(Collected data)
>> begin
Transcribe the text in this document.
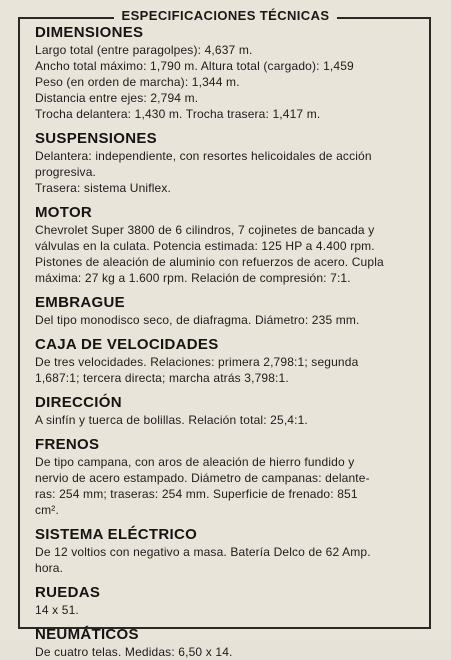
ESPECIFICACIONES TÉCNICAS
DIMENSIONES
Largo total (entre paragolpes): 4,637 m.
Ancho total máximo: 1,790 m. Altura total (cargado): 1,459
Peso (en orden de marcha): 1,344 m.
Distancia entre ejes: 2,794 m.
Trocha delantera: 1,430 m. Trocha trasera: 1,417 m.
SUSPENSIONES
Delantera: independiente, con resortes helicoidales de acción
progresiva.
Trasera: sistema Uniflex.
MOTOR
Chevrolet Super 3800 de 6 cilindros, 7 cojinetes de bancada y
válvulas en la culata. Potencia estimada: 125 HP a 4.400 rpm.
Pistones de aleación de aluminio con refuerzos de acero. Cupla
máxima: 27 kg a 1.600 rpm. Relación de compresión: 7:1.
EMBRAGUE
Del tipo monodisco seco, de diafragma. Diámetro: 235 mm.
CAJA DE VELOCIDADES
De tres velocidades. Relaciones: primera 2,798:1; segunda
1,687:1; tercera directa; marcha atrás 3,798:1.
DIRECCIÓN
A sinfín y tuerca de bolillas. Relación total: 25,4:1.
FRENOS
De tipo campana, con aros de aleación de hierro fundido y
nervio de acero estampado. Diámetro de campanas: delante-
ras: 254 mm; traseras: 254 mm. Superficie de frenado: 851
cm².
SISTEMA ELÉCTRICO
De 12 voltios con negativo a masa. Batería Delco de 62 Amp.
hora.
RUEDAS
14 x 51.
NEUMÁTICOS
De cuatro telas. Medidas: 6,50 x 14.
>> end
>> begin
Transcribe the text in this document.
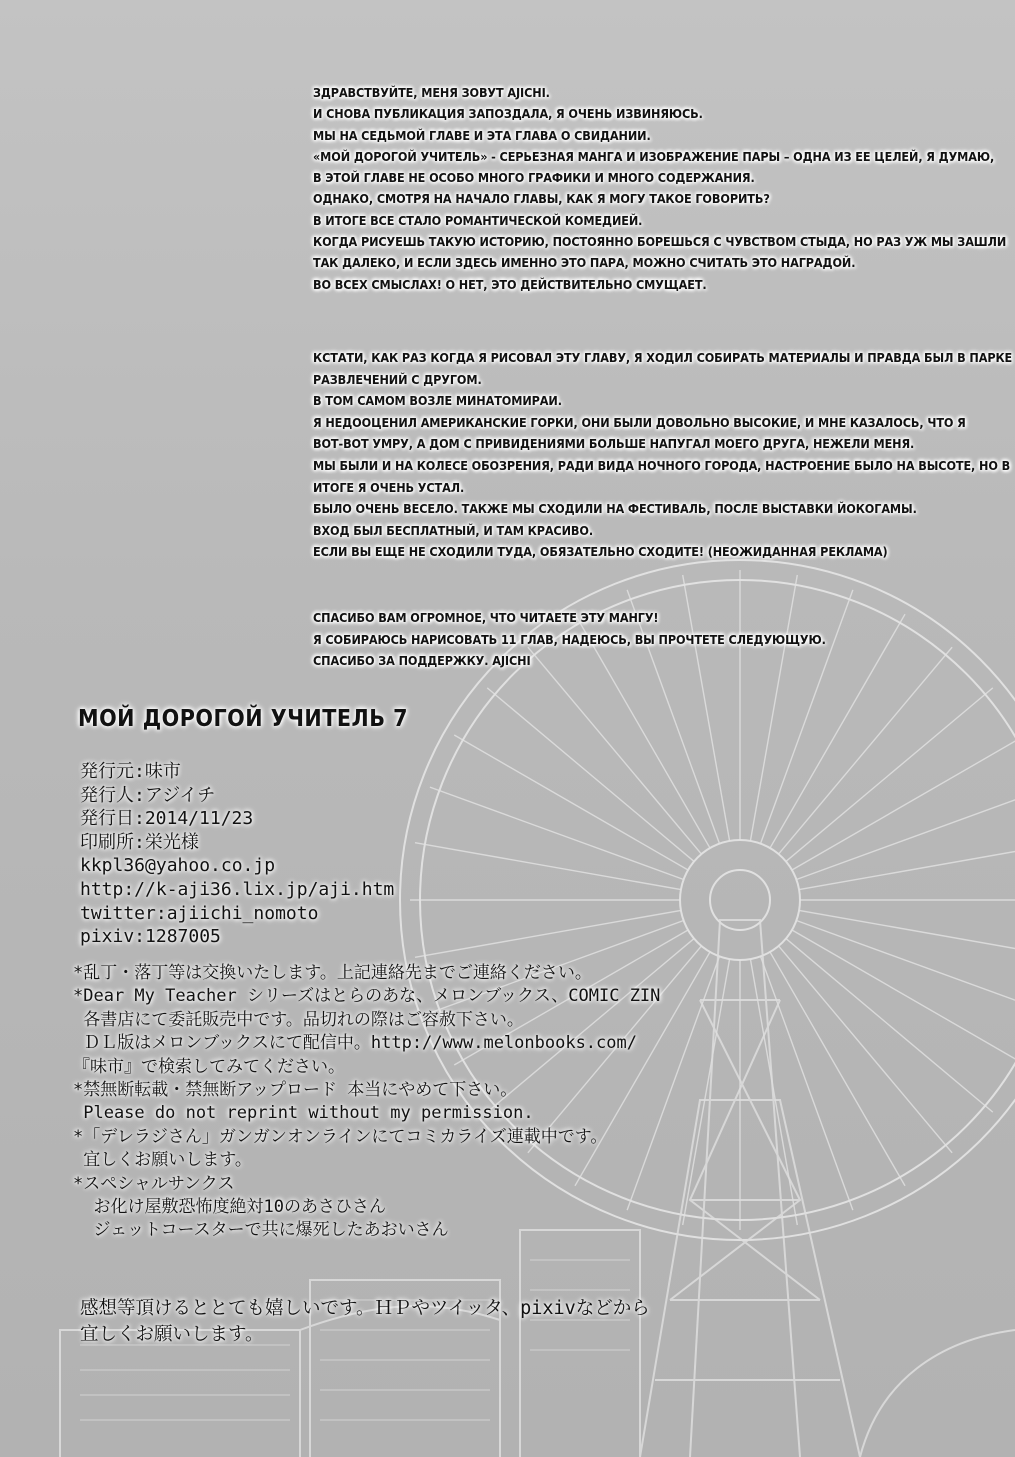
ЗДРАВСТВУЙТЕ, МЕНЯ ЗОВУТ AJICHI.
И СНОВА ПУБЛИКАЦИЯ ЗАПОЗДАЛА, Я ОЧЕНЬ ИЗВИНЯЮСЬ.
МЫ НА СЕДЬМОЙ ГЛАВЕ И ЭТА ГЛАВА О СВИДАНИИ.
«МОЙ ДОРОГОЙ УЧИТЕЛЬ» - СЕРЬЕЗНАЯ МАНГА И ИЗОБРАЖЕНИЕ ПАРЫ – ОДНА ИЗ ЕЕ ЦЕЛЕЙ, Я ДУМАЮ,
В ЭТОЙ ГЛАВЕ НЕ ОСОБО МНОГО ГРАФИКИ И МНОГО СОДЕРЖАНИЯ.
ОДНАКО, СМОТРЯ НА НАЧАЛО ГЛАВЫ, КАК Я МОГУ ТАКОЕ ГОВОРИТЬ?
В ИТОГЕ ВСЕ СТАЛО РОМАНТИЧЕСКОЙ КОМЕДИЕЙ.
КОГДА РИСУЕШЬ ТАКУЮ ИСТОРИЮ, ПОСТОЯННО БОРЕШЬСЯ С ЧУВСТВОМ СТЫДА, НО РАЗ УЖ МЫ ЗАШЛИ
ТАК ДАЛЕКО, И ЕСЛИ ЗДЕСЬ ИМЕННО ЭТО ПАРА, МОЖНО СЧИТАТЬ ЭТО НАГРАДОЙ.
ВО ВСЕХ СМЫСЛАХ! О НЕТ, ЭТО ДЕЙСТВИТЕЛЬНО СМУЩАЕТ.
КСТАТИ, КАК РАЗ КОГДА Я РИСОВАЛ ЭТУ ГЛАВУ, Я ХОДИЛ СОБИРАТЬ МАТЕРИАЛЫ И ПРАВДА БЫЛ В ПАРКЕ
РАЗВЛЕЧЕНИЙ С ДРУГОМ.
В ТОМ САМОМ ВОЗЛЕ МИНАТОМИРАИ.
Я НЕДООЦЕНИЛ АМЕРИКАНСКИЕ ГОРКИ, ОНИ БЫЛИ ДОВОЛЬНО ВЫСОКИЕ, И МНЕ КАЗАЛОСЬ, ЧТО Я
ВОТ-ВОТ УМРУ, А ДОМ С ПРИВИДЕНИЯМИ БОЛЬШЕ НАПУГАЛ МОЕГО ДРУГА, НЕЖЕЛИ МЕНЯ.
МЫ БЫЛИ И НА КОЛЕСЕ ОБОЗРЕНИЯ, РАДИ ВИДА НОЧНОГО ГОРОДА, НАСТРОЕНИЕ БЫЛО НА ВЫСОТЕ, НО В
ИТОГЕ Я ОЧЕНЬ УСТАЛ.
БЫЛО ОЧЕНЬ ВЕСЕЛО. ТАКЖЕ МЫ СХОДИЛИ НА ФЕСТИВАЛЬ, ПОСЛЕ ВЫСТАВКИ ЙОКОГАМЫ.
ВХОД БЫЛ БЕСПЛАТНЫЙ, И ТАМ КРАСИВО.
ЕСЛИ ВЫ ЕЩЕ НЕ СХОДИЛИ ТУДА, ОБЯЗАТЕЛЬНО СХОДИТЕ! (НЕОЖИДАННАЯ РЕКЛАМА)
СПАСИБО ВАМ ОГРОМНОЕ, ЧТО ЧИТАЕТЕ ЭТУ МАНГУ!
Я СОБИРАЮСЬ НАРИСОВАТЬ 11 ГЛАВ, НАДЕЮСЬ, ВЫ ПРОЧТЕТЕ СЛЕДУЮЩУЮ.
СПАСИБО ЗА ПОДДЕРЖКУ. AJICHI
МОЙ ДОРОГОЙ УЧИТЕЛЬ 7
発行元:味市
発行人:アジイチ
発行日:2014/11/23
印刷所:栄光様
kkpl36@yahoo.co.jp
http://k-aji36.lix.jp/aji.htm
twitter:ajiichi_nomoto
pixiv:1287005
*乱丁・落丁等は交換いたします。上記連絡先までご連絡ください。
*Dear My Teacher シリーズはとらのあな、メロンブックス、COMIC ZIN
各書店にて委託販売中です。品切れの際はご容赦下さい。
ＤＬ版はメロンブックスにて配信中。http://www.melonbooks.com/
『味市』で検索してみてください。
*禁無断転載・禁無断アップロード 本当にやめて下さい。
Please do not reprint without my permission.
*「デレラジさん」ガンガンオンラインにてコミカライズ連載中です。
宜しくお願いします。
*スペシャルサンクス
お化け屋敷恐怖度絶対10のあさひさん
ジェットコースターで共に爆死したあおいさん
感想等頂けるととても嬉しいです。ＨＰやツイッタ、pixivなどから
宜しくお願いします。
>> end
▶ Exercise task
Search the preceding listing for the word "ЕСЛИ" and pull out every line that holds it.

▶ Full response
ТАК ДАЛЕКО, И ЕСЛИ ЗДЕСЬ ИМЕННО ЭТО ПАРА, МОЖНО СЧИТАТЬ ЭТО НАГРАДОЙ.
ЕСЛИ ВЫ ЕЩЕ НЕ СХОДИЛИ ТУДА, ОБЯЗАТЕЛЬНО СХОДИТЕ! (НЕОЖИДАННАЯ РЕКЛАМА)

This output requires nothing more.